(Data entries)
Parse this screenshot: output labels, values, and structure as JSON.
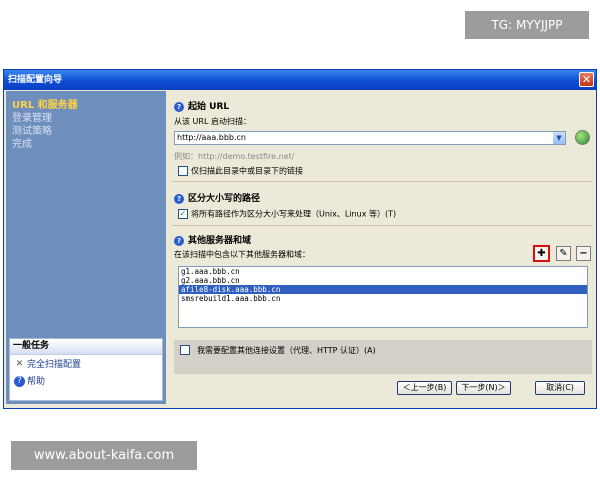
{
  "watermark_top": "TG: MYYJJPP",
  "watermark_bottom": "www.about-kaifa.com",
  "window": {
    "title": "扫描配置向导",
    "close_label": "✕"
  },
  "sidebar": {
    "nav": [
      {
        "label": "URL 和服务器"
      },
      {
        "label": "登录管理"
      },
      {
        "label": "测试策略"
      },
      {
        "label": "完成"
      }
    ],
    "tasks": {
      "header": "一般任务",
      "items": [
        {
          "label": "完全扫描配置",
          "icon": "tools-icon"
        },
        {
          "label": "帮助",
          "icon": "help-icon"
        }
      ]
    }
  },
  "start_url": {
    "title": "起始 URL",
    "prompt": "从该 URL 启动扫描：",
    "value": "http://aaa.bbb.cn",
    "example": "例如：http://demo.testfire.net/",
    "only_below_label": "仅扫描此目录中或目录下的链接",
    "only_below_checked": false
  },
  "case_sensitive": {
    "title": "区分大小写的路径",
    "label": "将所有路径作为区分大小写来处理（Unix、Linux 等）(T)",
    "checked": true
  },
  "other_servers": {
    "title": "其他服务器和域",
    "prompt": "在该扫描中包含以下其他服务器和域：",
    "items": [
      {
        "label": "g1.aaa.bbb.cn",
        "selected": false
      },
      {
        "label": "g2.aaa.bbb.cn",
        "selected": false
      },
      {
        "label": "afile8-disk.aaa.bbb.cn",
        "selected": true
      },
      {
        "label": "smsrebuild1.aaa.bbb.cn",
        "selected": false
      }
    ]
  },
  "extra_settings": {
    "label": "我需要配置其他连接设置（代理、HTTP 认证）(A)",
    "checked": false
  },
  "buttons": {
    "back": "＜上一步(B)",
    "next": "下一步(N)＞",
    "cancel": "取消(C)"
  }
}
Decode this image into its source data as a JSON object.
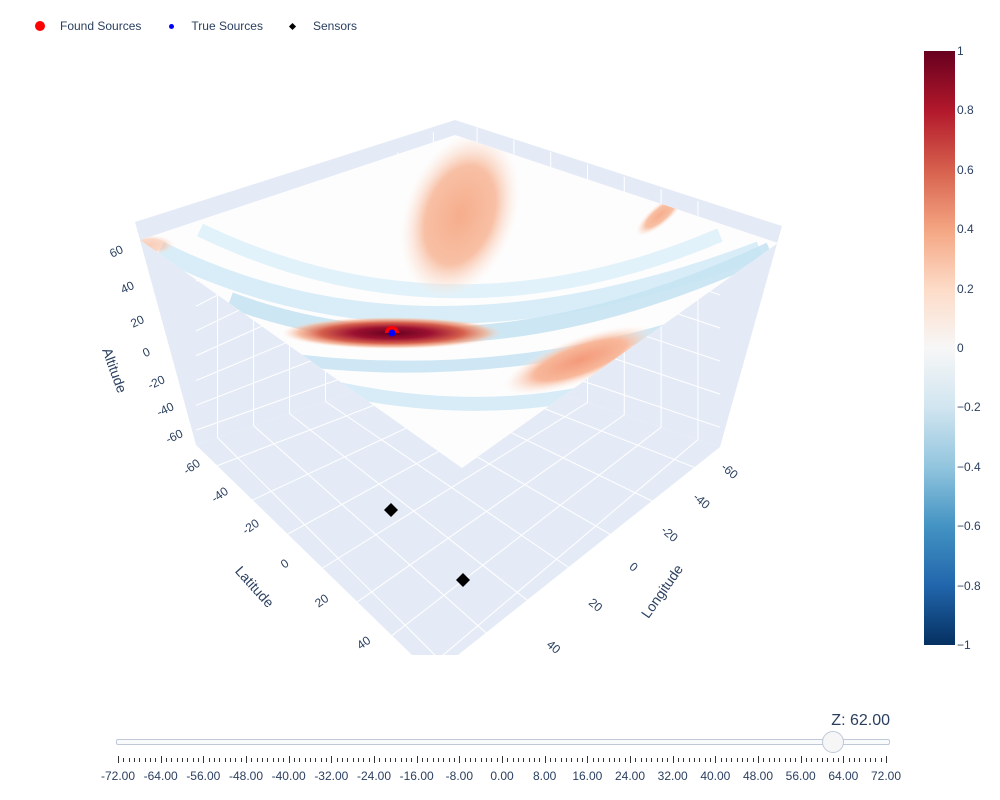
{
  "legend": {
    "items": [
      {
        "label": "Found Sources",
        "color": "#ff0000",
        "symbol": "circle"
      },
      {
        "label": "True Sources",
        "color": "#0000ff",
        "symbol": "circle-small"
      },
      {
        "label": "Sensors",
        "color": "#000000",
        "symbol": "diamond"
      }
    ]
  },
  "colorbar": {
    "colorscale": "RdBu",
    "min": -1,
    "max": 1,
    "ticks": [
      "1",
      "0.8",
      "0.6",
      "0.4",
      "0.2",
      "0",
      "−0.2",
      "−0.4",
      "−0.6",
      "−0.8",
      "−1"
    ],
    "tick_values": [
      1,
      0.8,
      0.6,
      0.4,
      0.2,
      0,
      -0.2,
      -0.4,
      -0.6,
      -0.8,
      -1
    ]
  },
  "slider": {
    "current_label": "Z: 62.00",
    "prefix": "Z: ",
    "value": 62.0,
    "min": -72.0,
    "max": 72.0,
    "step": 1,
    "labels": [
      "-72.00",
      "-64.00",
      "-56.00",
      "-48.00",
      "-40.00",
      "-32.00",
      "-24.00",
      "-16.00",
      "-8.00",
      "0.00",
      "8.00",
      "16.00",
      "24.00",
      "32.00",
      "40.00",
      "48.00",
      "56.00",
      "64.00",
      "72.00"
    ]
  },
  "chart_data": {
    "type": "scatter3d+surface-slice",
    "title": "",
    "axes": {
      "x": {
        "title": "Longitude",
        "ticks": [
          "-60",
          "-40",
          "-20",
          "0",
          "20",
          "40"
        ],
        "range": [
          -72,
          72
        ]
      },
      "y": {
        "title": "Latitude",
        "ticks": [
          "-60",
          "-40",
          "-20",
          "0",
          "20",
          "40"
        ],
        "range": [
          -72,
          72
        ]
      },
      "z": {
        "title": "Altitude",
        "ticks": [
          "60",
          "40",
          "20",
          "0",
          "-20",
          "-40",
          "-60"
        ],
        "range": [
          -72,
          72
        ]
      }
    },
    "slice": {
      "z": 62,
      "colorscale": "RdBu",
      "cmin": -1,
      "cmax": 1,
      "features": [
        {
          "kind": "peak",
          "value": 1.0,
          "description": "dark red elongated peak at found source"
        },
        {
          "kind": "lobe",
          "value": 0.35,
          "description": "orange crescent lobe upper area"
        },
        {
          "kind": "lobe",
          "value": 0.4,
          "description": "orange lobe lower right edge"
        },
        {
          "kind": "ring",
          "value": -0.2,
          "description": "light blue concentric arcs"
        }
      ]
    },
    "series": [
      {
        "name": "Found Sources",
        "type": "marker",
        "color": "#ff0000",
        "points": [
          {
            "x": 0,
            "y": 0,
            "z": 62
          }
        ]
      },
      {
        "name": "True Sources",
        "type": "marker",
        "color": "#0000ff",
        "points": [
          {
            "x": 0,
            "y": 0,
            "z": 62
          }
        ]
      },
      {
        "name": "Sensors",
        "type": "marker",
        "color": "#000000",
        "points": [
          {
            "x": -20,
            "y": 0,
            "z": -72
          },
          {
            "x": 20,
            "y": 20,
            "z": -72
          }
        ]
      }
    ]
  }
}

◆ **GOAL**:
From the listing above, return each line with the word "slice".

◆ **CORRECT RESULT**:
    "type": "scatter3d+surface-slice",
    "slice": {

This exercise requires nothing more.